▶ **What this task involves**: Gather every line that includes the word "authentication", please.

━━ Exercise inputs ━━

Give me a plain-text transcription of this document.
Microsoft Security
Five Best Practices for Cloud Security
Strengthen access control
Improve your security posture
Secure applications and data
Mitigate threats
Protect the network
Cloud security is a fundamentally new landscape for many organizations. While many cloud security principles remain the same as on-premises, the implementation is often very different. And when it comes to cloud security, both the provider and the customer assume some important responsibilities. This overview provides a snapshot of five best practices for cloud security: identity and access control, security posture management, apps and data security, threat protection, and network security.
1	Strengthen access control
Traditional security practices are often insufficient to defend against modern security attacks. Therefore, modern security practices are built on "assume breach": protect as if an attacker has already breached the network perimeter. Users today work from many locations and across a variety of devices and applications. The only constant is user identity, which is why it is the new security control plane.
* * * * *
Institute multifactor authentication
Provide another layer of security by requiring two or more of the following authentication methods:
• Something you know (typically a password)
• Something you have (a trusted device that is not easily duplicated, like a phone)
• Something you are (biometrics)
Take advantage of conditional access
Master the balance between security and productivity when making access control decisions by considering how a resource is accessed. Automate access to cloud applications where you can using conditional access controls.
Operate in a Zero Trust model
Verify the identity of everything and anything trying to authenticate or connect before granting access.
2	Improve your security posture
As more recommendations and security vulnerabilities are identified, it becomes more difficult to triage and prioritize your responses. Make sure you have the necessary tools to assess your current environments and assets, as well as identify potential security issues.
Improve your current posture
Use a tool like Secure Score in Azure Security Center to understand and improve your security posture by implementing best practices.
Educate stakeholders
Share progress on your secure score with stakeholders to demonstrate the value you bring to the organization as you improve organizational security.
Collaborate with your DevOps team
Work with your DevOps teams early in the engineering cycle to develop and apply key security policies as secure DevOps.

━━━

▶ **The reply**:
Institute multifactor authentication
Provide another layer of security by requiring two or more of the following authentication methods:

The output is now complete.